## MATERIAL FOR THIS EXERCISE
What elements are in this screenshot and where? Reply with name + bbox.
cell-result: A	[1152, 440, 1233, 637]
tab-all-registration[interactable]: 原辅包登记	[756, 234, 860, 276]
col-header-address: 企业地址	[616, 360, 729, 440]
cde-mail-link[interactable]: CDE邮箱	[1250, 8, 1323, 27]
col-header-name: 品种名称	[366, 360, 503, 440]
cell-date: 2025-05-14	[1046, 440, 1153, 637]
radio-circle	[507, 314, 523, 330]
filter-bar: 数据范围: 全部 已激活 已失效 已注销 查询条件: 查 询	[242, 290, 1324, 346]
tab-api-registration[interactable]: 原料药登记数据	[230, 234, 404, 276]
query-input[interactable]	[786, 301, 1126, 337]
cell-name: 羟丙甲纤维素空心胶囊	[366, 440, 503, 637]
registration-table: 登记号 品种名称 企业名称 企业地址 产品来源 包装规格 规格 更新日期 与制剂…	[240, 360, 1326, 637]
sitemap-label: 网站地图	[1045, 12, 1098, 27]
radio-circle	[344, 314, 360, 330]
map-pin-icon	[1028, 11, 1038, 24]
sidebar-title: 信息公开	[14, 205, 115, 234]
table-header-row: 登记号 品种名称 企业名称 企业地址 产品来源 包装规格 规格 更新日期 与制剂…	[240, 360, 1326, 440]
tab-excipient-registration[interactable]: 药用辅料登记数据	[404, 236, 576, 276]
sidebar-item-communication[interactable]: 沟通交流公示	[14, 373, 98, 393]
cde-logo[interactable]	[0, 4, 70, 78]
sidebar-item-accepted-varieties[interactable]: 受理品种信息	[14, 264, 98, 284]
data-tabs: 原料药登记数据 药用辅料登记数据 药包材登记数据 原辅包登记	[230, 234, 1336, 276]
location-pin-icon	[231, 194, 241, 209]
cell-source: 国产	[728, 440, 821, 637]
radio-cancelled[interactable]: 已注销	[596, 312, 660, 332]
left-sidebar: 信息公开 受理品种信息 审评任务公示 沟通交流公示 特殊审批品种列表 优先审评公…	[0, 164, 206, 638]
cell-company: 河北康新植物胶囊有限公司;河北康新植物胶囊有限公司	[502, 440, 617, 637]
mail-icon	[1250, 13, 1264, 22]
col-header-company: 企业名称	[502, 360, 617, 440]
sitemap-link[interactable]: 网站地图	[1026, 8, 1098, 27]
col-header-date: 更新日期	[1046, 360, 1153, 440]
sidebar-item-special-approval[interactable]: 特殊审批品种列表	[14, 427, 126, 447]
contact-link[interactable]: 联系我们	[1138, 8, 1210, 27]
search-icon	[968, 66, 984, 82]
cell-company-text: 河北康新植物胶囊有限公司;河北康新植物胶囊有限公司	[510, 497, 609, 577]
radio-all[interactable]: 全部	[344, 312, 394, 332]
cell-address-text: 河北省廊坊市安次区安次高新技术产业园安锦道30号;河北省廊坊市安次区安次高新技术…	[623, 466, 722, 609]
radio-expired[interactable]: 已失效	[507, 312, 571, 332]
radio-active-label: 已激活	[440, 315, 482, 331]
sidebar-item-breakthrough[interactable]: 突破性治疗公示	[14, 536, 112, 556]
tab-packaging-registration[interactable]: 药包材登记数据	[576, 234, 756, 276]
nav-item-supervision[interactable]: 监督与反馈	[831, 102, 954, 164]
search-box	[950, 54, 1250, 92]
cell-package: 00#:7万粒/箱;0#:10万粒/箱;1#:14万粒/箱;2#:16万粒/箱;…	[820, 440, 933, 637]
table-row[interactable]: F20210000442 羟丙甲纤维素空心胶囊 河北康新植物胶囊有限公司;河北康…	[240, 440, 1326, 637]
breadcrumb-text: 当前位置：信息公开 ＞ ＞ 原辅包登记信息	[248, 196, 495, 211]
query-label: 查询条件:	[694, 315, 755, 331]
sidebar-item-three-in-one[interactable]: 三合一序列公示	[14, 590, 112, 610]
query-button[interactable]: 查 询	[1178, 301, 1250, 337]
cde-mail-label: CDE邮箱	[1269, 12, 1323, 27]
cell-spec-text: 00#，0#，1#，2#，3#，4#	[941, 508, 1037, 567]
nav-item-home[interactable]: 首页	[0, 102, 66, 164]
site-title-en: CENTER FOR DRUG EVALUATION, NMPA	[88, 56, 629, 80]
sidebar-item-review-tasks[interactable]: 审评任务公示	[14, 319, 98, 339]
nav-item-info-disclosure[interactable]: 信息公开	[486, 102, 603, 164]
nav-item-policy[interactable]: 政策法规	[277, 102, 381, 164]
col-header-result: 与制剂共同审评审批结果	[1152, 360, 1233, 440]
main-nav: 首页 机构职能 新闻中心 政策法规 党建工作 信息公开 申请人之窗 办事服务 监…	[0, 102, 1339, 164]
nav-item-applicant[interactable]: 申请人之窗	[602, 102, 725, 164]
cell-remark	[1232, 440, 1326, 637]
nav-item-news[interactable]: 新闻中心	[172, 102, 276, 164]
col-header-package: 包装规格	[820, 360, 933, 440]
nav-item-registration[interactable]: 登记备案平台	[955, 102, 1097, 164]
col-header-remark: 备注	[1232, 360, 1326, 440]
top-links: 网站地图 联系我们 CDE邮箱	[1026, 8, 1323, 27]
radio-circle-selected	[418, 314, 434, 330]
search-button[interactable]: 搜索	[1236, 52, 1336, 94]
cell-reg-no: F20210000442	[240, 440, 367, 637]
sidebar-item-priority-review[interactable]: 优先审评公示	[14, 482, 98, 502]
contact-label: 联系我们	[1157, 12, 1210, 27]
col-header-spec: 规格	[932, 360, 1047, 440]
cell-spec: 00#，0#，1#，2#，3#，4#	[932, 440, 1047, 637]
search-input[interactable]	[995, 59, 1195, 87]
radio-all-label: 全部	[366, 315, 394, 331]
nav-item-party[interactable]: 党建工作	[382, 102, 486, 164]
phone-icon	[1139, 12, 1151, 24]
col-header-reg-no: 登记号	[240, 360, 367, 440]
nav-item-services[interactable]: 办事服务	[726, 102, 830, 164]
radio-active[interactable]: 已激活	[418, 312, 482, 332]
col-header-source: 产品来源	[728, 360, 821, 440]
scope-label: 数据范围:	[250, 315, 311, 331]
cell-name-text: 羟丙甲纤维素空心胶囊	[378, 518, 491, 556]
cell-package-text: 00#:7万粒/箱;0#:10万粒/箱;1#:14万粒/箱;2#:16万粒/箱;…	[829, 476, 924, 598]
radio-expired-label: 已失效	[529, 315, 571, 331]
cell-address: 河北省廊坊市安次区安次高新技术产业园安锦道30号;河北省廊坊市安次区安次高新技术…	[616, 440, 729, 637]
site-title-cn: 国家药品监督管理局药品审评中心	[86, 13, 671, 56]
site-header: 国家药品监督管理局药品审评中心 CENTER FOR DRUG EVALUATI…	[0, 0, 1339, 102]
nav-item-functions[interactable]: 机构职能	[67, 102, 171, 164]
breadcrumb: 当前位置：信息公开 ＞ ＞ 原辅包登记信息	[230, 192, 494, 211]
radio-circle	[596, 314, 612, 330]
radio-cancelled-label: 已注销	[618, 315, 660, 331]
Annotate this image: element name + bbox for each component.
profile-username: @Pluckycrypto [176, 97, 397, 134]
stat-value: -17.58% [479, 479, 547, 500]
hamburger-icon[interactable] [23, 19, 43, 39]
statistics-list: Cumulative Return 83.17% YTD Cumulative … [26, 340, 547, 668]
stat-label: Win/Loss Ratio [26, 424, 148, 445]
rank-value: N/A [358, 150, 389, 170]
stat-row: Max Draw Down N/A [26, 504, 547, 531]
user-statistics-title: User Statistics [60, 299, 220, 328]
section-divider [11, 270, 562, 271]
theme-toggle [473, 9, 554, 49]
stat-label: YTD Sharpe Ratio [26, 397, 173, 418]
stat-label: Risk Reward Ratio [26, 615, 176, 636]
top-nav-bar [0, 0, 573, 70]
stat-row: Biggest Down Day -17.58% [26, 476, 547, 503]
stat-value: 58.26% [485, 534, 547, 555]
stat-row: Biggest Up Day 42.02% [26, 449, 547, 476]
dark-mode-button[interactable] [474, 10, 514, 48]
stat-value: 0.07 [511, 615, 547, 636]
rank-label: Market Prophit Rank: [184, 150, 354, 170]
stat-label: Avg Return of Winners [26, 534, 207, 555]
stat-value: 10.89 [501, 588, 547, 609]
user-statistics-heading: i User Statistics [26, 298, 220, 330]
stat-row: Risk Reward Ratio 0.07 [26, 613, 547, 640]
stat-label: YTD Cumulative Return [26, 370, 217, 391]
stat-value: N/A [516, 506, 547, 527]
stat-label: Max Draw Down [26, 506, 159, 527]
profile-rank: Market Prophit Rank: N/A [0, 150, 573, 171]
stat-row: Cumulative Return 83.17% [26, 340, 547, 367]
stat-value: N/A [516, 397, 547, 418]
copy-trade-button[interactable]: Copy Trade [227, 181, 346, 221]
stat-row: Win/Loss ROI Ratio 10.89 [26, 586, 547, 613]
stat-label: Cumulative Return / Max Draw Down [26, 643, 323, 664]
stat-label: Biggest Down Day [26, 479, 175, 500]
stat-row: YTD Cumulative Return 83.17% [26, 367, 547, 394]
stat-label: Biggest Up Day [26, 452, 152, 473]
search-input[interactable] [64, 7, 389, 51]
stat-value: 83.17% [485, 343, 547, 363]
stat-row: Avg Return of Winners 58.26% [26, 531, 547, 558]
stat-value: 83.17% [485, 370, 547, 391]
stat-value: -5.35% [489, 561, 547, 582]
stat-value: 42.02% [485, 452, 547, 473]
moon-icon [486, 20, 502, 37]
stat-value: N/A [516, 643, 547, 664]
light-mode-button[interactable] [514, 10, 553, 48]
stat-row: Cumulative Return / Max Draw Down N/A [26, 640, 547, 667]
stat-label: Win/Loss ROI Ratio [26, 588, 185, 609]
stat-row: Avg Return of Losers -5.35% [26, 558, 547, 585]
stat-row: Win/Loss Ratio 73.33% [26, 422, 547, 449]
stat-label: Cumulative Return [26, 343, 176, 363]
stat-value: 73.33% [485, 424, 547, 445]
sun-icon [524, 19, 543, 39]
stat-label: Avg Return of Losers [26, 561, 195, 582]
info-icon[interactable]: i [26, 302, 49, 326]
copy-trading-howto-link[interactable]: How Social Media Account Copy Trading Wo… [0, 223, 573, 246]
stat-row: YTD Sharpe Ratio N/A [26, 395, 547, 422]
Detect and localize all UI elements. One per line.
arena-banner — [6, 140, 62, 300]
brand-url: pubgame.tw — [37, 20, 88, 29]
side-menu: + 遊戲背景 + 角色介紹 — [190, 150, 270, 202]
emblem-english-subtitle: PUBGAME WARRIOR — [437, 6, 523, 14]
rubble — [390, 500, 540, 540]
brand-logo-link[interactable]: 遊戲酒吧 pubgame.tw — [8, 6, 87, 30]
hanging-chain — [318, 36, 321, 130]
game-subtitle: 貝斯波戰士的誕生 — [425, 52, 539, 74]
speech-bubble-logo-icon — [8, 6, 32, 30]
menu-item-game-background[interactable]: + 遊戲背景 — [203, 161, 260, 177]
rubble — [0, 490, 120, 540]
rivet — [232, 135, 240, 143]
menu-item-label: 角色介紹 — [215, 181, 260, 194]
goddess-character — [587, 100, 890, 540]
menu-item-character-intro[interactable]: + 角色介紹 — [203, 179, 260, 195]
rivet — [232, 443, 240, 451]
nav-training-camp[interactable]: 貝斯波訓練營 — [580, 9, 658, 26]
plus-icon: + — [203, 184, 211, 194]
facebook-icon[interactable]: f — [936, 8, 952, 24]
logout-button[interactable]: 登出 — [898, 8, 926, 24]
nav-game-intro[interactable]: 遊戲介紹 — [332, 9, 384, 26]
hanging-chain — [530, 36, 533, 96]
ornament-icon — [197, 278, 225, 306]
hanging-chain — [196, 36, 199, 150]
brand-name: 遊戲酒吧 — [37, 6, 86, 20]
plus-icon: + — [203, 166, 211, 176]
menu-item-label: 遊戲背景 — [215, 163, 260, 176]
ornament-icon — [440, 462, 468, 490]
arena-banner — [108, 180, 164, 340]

## WHAT TO DO
Rewrite the material from its start through the line containing "filter-bar: 数据范围: 全部", substituting "radio-dot" for "radio-circle" and keeping everything else unchanged.

## RESULT
What elements are in this screenshot and where? Reply with name + bbox.
cell-result: A	[1152, 440, 1233, 637]
tab-all-registration[interactable]: 原辅包登记	[756, 234, 860, 276]
col-header-address: 企业地址	[616, 360, 729, 440]
cde-mail-link[interactable]: CDE邮箱	[1250, 8, 1323, 27]
col-header-name: 品种名称	[366, 360, 503, 440]
cell-date: 2025-05-14	[1046, 440, 1153, 637]
radio-dot	[507, 314, 523, 330]
filter-bar: 数据范围: 全部 已激活 已失效 已注销 查询条件: 查 询	[242, 290, 1324, 346]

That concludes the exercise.